**To do**
Print all of the entries exactly, minus the pictures.

Dataset records

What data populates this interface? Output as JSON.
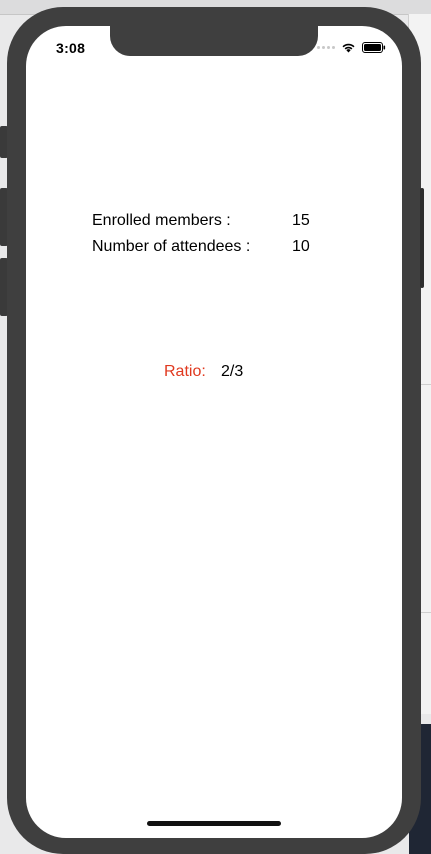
{
  "status_bar": {
    "time": "3:08"
  },
  "stats": {
    "enrolled_label": "Enrolled members :",
    "enrolled_value": "15",
    "attendees_label": "Number of attendees :",
    "attendees_value": "10"
  },
  "ratio": {
    "label": "Ratio:",
    "value": "2/3",
    "label_color": "#e0391f"
  },
  "icons": {
    "wifi": "wifi-icon",
    "battery": "battery-icon",
    "signal": "cellular-signal-icon"
  }
}
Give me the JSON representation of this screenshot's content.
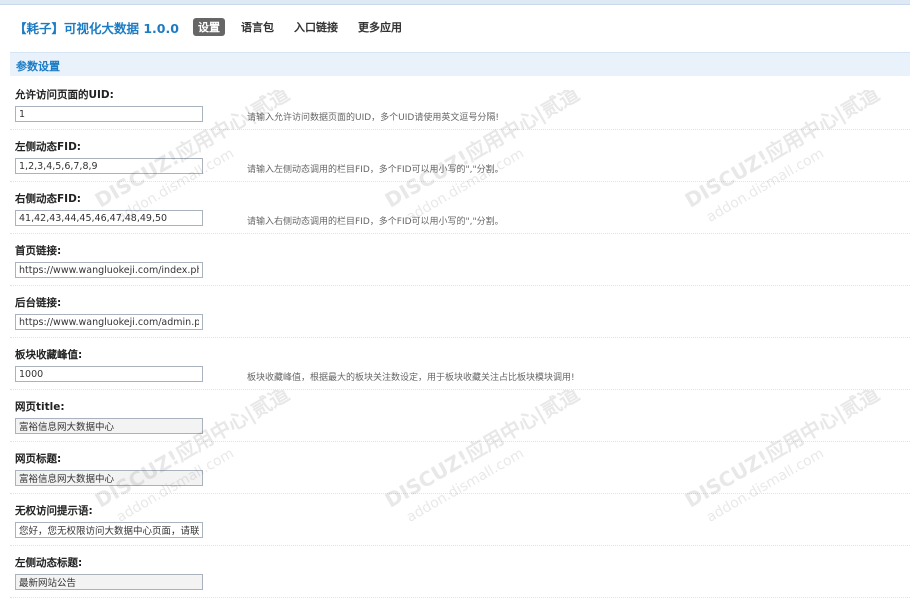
{
  "header": {
    "app_title": "【耗子】可视化大数据 1.0.0",
    "nav": [
      {
        "label": "设置",
        "active": true
      },
      {
        "label": "语言包",
        "active": false
      },
      {
        "label": "入口链接",
        "active": false
      },
      {
        "label": "更多应用",
        "active": false
      }
    ]
  },
  "section": {
    "title": "参数设置"
  },
  "settings": [
    {
      "label": "允许访问页面的UID:",
      "value": "1",
      "hint": "请输入允许访问数据页面的UID，多个UID请使用英文逗号分隔!"
    },
    {
      "label": "左侧动态FID:",
      "value": "1,2,3,4,5,6,7,8,9",
      "hint": "请输入左侧动态调用的栏目FID，多个FID可以用小写的\",\"分割。"
    },
    {
      "label": "右侧动态FID:",
      "value": "41,42,43,44,45,46,47,48,49,50",
      "hint": "请输入右侧动态调用的栏目FID，多个FID可以用小写的\",\"分割。"
    },
    {
      "label": "首页链接:",
      "value": "https://www.wangluokeji.com/index.php",
      "hint": ""
    },
    {
      "label": "后台链接:",
      "value": "https://www.wangluokeji.com/admin.php",
      "hint": ""
    },
    {
      "label": "板块收藏峰值:",
      "value": "1000",
      "hint": "板块收藏峰值，根据最大的板块关注数设定，用于板块收藏关注占比板块模块调用!"
    },
    {
      "label": "网页title:",
      "value": "富裕信息网大数据中心",
      "hint": ""
    },
    {
      "label": "网页标题:",
      "value": "富裕信息网大数据中心",
      "hint": ""
    },
    {
      "label": "无权访问提示语:",
      "value": "您好，您无权限访问大数据中心页面，请联系管",
      "hint": ""
    },
    {
      "label": "左侧动态标题:",
      "value": "最新网站公告",
      "hint": ""
    }
  ],
  "watermark": {
    "line1": "DISCUZ!应用中心|贰道",
    "line2": "addon.dismall.com"
  }
}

**Task answer**
What data populates this interface? Output as JSON.
{
  "status_bar": {
    "time": "3:08"
  },
  "stats": {
    "enrolled_label": "Enrolled members :",
    "enrolled_value": "15",
    "attendees_label": "Number of attendees :",
    "attendees_value": "10"
  },
  "ratio": {
    "label": "Ratio:",
    "value": "2/3",
    "label_color": "#e0391f"
  },
  "icons": {
    "wifi": "wifi-icon",
    "battery": "battery-icon",
    "signal": "cellular-signal-icon"
  }
}
Give me the JSON representation of this screenshot's content.
{
  "header": {
    "app_title": "【耗子】可视化大数据 1.0.0",
    "nav": [
      {
        "label": "设置",
        "active": true
      },
      {
        "label": "语言包",
        "active": false
      },
      {
        "label": "入口链接",
        "active": false
      },
      {
        "label": "更多应用",
        "active": false
      }
    ]
  },
  "section": {
    "title": "参数设置"
  },
  "settings": [
    {
      "label": "允许访问页面的UID:",
      "value": "1",
      "hint": "请输入允许访问数据页面的UID，多个UID请使用英文逗号分隔!"
    },
    {
      "label": "左侧动态FID:",
      "value": "1,2,3,4,5,6,7,8,9",
      "hint": "请输入左侧动态调用的栏目FID，多个FID可以用小写的\",\"分割。"
    },
    {
      "label": "右侧动态FID:",
      "value": "41,42,43,44,45,46,47,48,49,50",
      "hint": "请输入右侧动态调用的栏目FID，多个FID可以用小写的\",\"分割。"
    },
    {
      "label": "首页链接:",
      "value": "https://www.wangluokeji.com/index.php",
      "hint": ""
    },
    {
      "label": "后台链接:",
      "value": "https://www.wangluokeji.com/admin.php",
      "hint": ""
    },
    {
      "label": "板块收藏峰值:",
      "value": "1000",
      "hint": "板块收藏峰值，根据最大的板块关注数设定，用于板块收藏关注占比板块模块调用!"
    },
    {
      "label": "网页title:",
      "value": "富裕信息网大数据中心",
      "hint": ""
    },
    {
      "label": "网页标题:",
      "value": "富裕信息网大数据中心",
      "hint": ""
    },
    {
      "label": "无权访问提示语:",
      "value": "您好，您无权限访问大数据中心页面，请联系管",
      "hint": ""
    },
    {
      "label": "左侧动态标题:",
      "value": "最新网站公告",
      "hint": ""
    }
  ],
  "watermark": {
    "line1": "DISCUZ!应用中心|贰道",
    "line2": "addon.dismall.com"
  }
}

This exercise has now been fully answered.